## Goal
Copy every line, leaving nothing out and adding nothing.

++++++++

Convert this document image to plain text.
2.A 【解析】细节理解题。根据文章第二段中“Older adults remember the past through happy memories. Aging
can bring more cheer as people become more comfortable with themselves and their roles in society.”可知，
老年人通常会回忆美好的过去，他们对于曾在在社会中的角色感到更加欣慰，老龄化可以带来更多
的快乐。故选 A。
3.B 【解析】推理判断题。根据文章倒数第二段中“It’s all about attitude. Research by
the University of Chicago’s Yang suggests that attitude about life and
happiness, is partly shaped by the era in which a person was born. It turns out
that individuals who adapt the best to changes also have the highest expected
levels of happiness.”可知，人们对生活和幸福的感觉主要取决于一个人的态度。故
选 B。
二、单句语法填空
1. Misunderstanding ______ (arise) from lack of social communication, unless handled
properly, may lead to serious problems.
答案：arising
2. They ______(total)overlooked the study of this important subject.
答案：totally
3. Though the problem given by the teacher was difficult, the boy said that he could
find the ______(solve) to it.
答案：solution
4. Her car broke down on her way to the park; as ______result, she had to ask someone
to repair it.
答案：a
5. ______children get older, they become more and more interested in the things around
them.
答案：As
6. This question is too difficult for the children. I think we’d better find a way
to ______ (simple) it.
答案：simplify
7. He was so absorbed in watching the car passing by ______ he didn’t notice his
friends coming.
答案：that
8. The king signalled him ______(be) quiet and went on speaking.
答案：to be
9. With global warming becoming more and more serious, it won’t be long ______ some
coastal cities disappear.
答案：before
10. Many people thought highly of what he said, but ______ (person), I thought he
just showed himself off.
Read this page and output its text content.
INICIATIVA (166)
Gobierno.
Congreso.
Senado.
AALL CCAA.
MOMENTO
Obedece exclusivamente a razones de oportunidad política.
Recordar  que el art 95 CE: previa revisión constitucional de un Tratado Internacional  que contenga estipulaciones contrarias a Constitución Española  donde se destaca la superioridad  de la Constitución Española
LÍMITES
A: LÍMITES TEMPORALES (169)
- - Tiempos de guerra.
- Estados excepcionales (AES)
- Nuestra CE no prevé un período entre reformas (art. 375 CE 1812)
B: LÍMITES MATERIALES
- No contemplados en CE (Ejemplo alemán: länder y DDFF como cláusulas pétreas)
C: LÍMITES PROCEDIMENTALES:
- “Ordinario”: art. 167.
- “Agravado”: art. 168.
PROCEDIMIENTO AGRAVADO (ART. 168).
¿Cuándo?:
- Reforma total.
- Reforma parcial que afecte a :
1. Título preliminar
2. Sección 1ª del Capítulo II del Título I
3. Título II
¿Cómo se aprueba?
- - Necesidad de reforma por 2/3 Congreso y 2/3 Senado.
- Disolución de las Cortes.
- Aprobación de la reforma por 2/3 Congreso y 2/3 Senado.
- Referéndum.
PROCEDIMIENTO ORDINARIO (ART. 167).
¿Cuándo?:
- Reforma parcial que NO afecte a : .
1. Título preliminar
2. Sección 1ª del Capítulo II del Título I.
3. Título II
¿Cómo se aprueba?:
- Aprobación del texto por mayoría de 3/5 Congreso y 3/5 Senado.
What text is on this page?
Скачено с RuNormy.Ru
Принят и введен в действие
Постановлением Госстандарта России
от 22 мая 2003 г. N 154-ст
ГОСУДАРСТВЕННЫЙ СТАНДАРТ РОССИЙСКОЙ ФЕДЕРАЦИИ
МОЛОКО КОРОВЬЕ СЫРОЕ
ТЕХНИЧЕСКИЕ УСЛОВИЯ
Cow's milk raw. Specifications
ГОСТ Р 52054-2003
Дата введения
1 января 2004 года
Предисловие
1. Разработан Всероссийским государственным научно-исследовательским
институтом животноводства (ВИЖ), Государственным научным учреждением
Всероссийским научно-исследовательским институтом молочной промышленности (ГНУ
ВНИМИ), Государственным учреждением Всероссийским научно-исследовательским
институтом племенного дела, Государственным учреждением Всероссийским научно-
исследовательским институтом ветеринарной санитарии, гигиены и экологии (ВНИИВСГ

++++++++

## Complete answer
Convert this document image to plain text.
2.A 【解析】细节理解题。根据文章第二段中“Older adults remember the past through happy memories. Aging
can bring more cheer as people become more comfortable with themselves and their roles in society.”可知，
老年人通常会回忆美好的过去，他们对于曾在在社会中的角色感到更加欣慰，老龄化可以带来更多
的快乐。故选 A。
3.B 【解析】推理判断题。根据文章倒数第二段中“It’s all about attitude. Research by
the University of Chicago’s Yang suggests that attitude about life and
happiness, is partly shaped by the era in which a person was born. It turns out
that individuals who adapt the best to changes also have the highest expected
levels of happiness.”可知，人们对生活和幸福的感觉主要取决于一个人的态度。故
选 B。
二、单句语法填空
1. Misunderstanding ______ (arise) from lack of social communication, unless handled
properly, may lead to serious problems.
答案：arising
2. They ______(total)overlooked the study of this important subject.
答案：totally
3. Though the problem given by the teacher was difficult, the boy said that he could
find the ______(solve) to it.
答案：solution
4. Her car broke down on her way to the park; as ______result, she had to ask someone
to repair it.
答案：a
5. ______children get older, they become more and more interested in the things around
them.
答案：As
6. This question is too difficult for the children. I think we’d better find a way
to ______ (simple) it.
答案：simplify
7. He was so absorbed in watching the car passing by ______ he didn’t notice his
friends coming.
答案：that
8. The king signalled him ______(be) quiet and went on speaking.
答案：to be
9. With global warming becoming more and more serious, it won’t be long ______ some
coastal cities disappear.
答案：before
10. Many people thought highly of what he said, but ______ (person), I thought he
just showed himself off.
Read this page and output its text content.
INICIATIVA (166)
Gobierno.
Congreso.
Senado.
AALL CCAA.
MOMENTO
Obedece exclusivamente a razones de oportunidad política.
Recordar  que el art 95 CE: previa revisión constitucional de un Tratado Internacional  que contenga estipulaciones contrarias a Constitución Española  donde se destaca la superioridad  de la Constitución Española
LÍMITES
A: LÍMITES TEMPORALES (169)
- - Tiempos de guerra.
- Estados excepcionales (AES)
- Nuestra CE no prevé un período entre reformas (art. 375 CE 1812)
B: LÍMITES MATERIALES
- No contemplados en CE (Ejemplo alemán: länder y DDFF como cláusulas pétreas)
C: LÍMITES PROCEDIMENTALES:
- “Ordinario”: art. 167.
- “Agravado”: art. 168.
PROCEDIMIENTO AGRAVADO (ART. 168).
¿Cuándo?:
- Reforma total.
- Reforma parcial que afecte a :
1. Título preliminar
2. Sección 1ª del Capítulo II del Título I
3. Título II
¿Cómo se aprueba?
- - Necesidad de reforma por 2/3 Congreso y 2/3 Senado.
- Disolución de las Cortes.
- Aprobación de la reforma por 2/3 Congreso y 2/3 Senado.
- Referéndum.
PROCEDIMIENTO ORDINARIO (ART. 167).
¿Cuándo?:
- Reforma parcial que NO afecte a : .
1. Título preliminar
2. Sección 1ª del Capítulo II del Título I.
3. Título II
¿Cómo se aprueba?:
- Aprobación del texto por mayoría de 3/5 Congreso y 3/5 Senado.
What text is on this page?
Скачено с RuNormy.Ru
Принят и введен в действие
Постановлением Госстандарта России
от 22 мая 2003 г. N 154-ст
ГОСУДАРСТВЕННЫЙ СТАНДАРТ РОССИЙСКОЙ ФЕДЕРАЦИИ
МОЛОКО КОРОВЬЕ СЫРОЕ
ТЕХНИЧЕСКИЕ УСЛОВИЯ
Cow's milk raw. Specifications
ГОСТ Р 52054-2003
Дата введения
1 января 2004 года
Предисловие
1. Разработан Всероссийским государственным научно-исследовательским
институтом животноводства (ВИЖ), Государственным научным учреждением
Всероссийским научно-исследовательским институтом молочной промышленности (ГНУ
ВНИМИ), Государственным учреждением Всероссийским научно-исследовательским
институтом племенного дела, Государственным учреждением Всероссийским научно-
исследовательским институтом ветеринарной санитарии, гигиены и экологии (ВНИИВСГ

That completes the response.